*Your goal*
In the lines below, find how many contain the word "document" and report that figure alone.
>>>>>
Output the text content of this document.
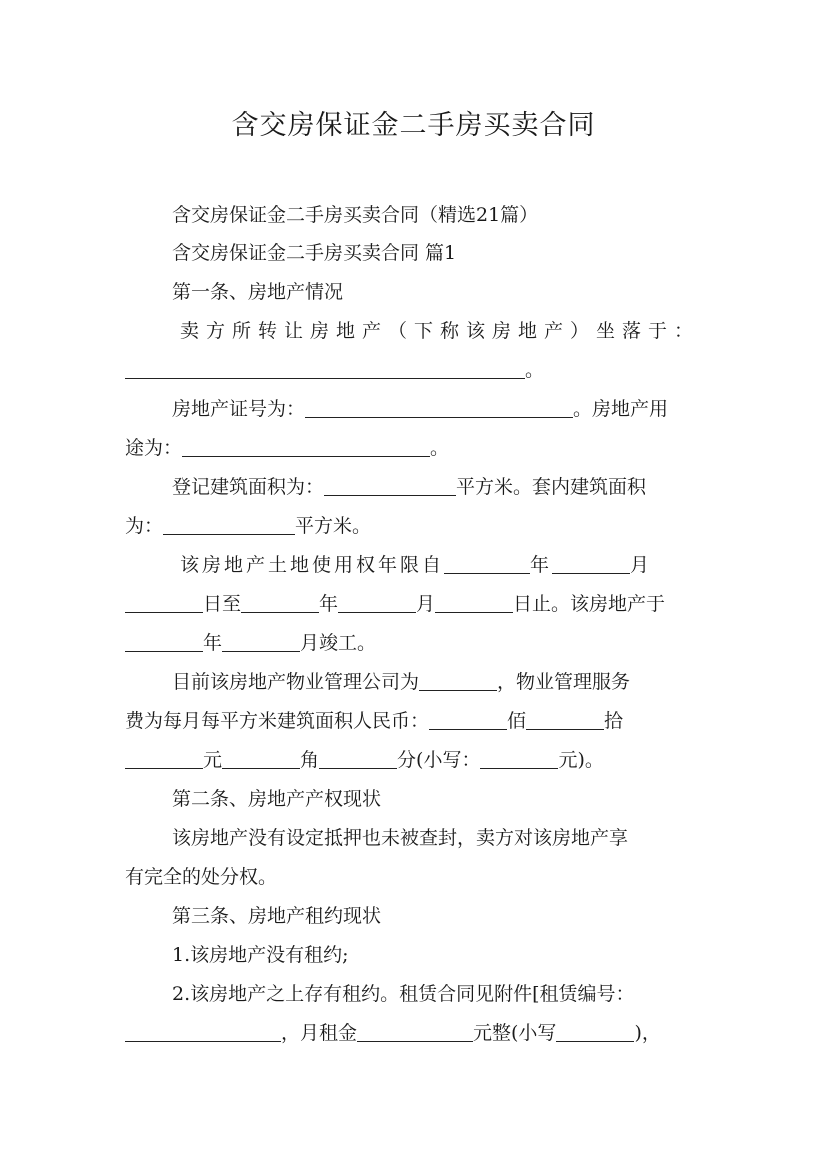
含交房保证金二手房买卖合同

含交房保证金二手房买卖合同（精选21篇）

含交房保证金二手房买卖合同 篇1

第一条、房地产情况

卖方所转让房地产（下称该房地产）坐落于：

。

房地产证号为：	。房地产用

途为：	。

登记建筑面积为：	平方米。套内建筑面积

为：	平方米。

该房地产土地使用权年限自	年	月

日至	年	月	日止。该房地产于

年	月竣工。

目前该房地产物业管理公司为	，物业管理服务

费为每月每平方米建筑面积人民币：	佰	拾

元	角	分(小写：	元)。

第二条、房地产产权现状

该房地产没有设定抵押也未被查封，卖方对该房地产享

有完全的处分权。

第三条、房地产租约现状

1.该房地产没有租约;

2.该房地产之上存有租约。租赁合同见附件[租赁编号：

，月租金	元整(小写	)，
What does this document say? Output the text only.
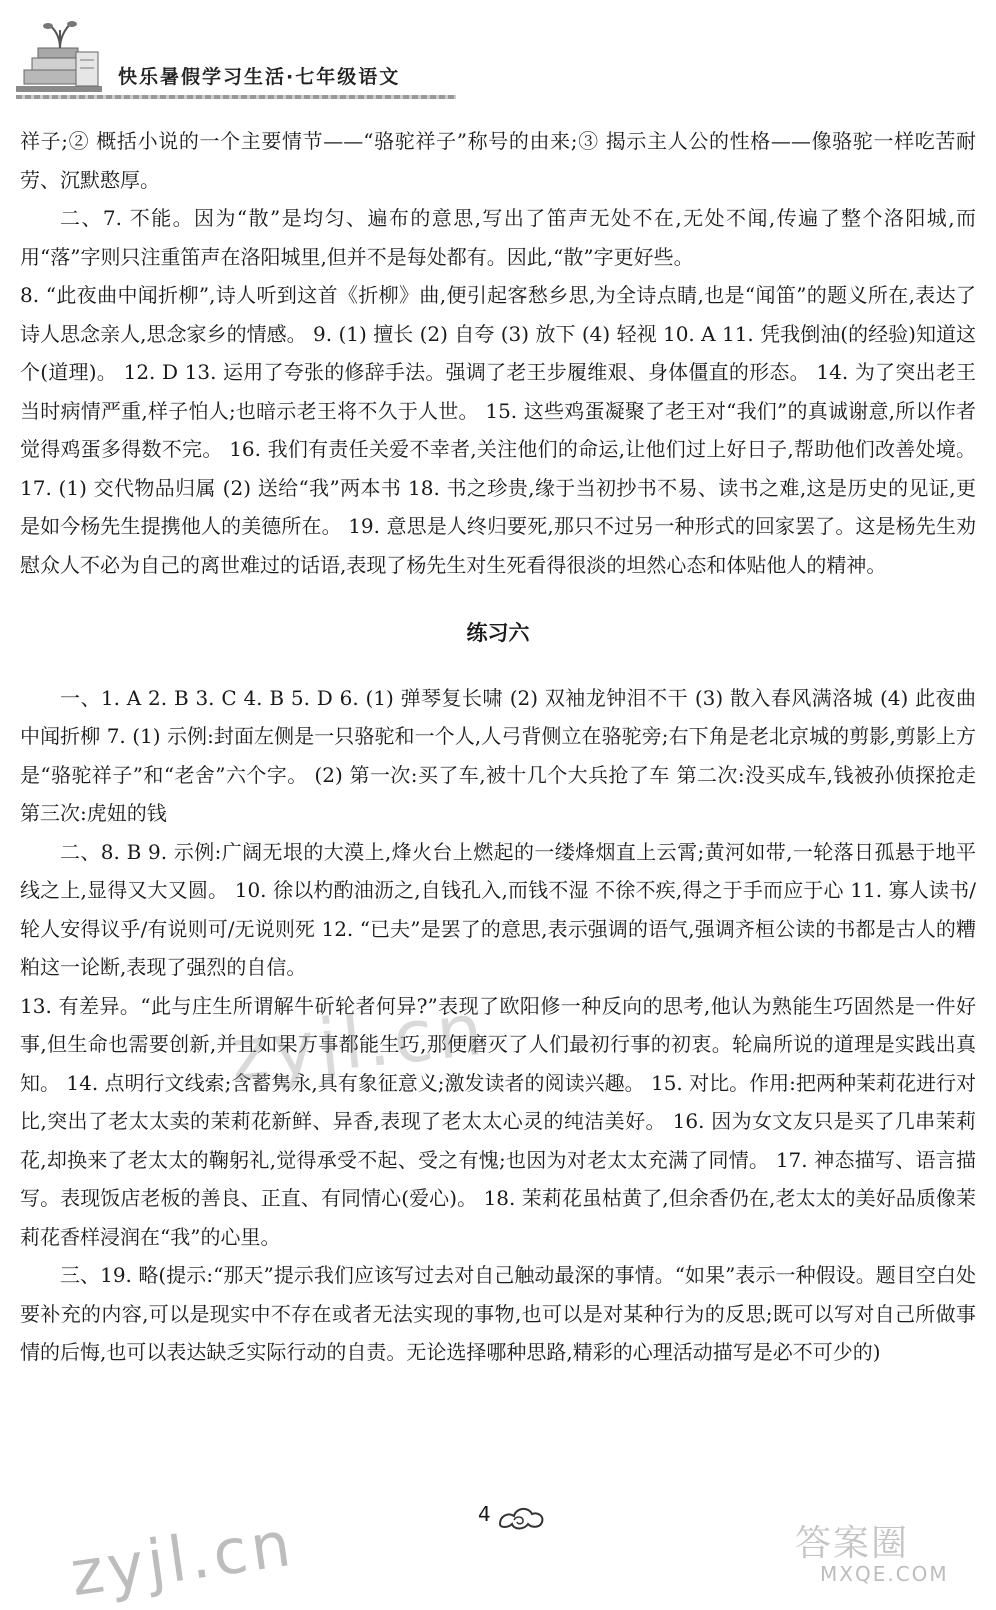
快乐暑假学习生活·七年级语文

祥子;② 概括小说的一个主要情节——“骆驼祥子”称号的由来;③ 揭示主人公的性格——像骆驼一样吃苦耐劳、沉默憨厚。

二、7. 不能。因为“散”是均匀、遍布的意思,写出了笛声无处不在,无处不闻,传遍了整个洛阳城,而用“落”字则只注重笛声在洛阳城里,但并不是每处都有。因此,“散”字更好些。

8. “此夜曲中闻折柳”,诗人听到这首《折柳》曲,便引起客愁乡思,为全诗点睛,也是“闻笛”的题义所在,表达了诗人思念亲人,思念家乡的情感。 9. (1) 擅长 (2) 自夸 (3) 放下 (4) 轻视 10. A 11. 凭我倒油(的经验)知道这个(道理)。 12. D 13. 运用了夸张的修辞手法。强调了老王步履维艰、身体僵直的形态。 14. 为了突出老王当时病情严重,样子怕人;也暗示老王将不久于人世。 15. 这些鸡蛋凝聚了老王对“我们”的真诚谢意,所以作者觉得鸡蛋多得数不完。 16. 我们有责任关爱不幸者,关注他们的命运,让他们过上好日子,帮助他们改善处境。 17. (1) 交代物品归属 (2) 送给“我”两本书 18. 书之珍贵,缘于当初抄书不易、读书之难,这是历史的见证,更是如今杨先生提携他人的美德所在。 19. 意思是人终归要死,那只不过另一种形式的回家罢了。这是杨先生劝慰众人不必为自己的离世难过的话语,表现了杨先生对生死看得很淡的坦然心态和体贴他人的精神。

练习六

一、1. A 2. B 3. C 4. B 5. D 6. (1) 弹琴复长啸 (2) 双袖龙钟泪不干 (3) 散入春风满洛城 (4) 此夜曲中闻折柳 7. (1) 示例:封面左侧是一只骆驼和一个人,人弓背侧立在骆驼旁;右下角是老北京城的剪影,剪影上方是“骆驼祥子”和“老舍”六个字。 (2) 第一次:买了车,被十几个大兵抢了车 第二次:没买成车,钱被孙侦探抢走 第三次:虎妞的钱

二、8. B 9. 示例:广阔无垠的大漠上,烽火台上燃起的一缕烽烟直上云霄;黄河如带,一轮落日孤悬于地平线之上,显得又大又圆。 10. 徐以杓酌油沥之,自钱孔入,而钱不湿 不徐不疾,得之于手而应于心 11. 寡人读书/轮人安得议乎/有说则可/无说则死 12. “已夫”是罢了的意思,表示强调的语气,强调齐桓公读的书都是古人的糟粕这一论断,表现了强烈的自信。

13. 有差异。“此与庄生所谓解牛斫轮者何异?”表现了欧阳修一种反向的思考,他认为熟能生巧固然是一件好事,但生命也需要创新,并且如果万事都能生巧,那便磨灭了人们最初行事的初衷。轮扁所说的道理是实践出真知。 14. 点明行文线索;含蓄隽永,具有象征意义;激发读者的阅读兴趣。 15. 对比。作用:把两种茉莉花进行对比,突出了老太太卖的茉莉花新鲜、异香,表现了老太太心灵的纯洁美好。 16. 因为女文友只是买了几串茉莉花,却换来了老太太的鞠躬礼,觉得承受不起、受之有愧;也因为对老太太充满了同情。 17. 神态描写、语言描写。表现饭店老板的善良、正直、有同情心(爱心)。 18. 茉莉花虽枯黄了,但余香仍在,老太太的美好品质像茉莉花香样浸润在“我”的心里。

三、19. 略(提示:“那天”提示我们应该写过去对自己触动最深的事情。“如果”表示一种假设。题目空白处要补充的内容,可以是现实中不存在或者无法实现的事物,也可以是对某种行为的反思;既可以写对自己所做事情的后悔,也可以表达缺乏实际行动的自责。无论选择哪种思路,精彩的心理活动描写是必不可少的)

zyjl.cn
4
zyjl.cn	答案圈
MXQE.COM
<<<<<
>>>>>
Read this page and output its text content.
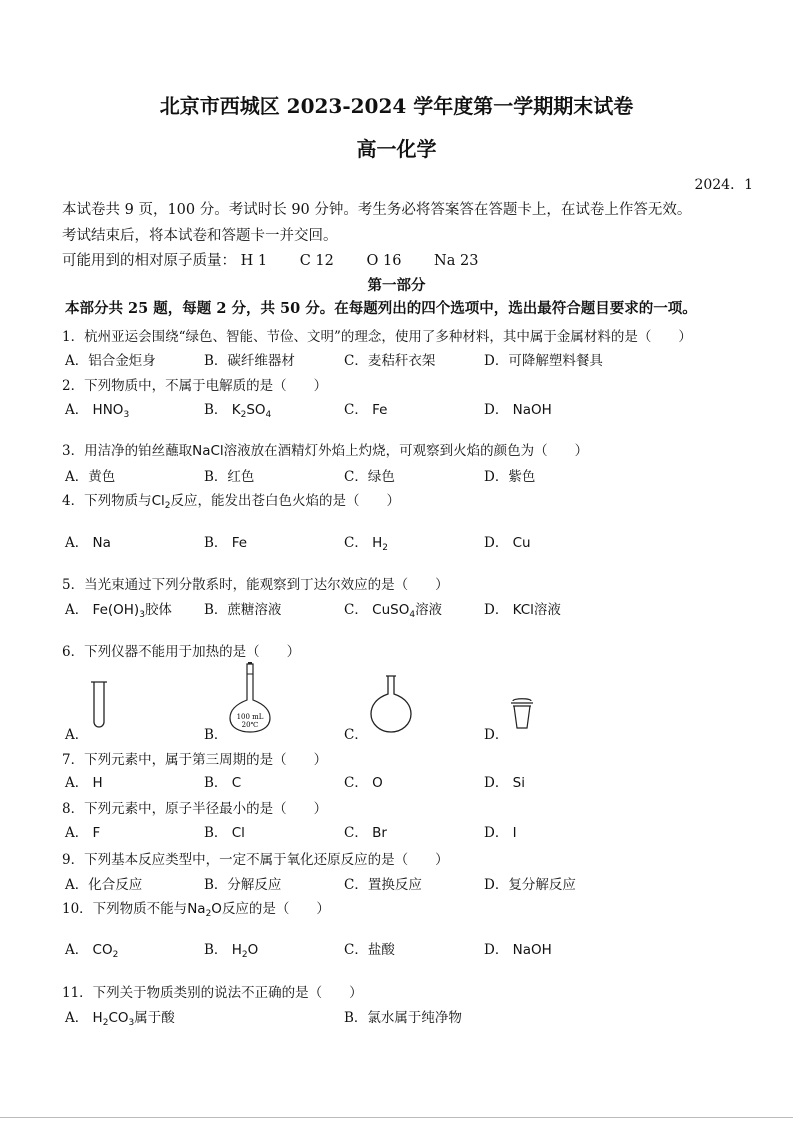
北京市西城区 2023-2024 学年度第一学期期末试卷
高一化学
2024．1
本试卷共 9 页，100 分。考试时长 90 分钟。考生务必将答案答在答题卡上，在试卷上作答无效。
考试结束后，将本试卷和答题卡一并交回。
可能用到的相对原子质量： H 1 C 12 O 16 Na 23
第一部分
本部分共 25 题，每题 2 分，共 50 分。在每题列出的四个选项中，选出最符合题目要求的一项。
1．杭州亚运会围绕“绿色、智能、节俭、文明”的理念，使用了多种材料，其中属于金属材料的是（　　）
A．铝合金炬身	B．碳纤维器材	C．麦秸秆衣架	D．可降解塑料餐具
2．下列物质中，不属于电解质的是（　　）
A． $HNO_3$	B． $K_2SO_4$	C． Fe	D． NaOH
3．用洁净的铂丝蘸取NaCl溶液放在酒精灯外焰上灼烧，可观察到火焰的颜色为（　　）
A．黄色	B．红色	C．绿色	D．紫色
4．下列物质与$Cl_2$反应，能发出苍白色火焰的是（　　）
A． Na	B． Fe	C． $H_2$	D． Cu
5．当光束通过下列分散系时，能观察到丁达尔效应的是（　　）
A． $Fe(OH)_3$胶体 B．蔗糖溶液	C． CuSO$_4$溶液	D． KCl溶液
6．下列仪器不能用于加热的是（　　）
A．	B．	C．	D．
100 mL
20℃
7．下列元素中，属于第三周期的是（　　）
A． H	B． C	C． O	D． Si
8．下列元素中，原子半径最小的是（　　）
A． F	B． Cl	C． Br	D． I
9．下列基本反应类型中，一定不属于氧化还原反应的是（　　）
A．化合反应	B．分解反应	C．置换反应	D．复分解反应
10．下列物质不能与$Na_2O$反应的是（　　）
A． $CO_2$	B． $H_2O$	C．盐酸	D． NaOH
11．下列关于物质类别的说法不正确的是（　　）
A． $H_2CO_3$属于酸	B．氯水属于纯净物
<<<<<
*Written solution*
2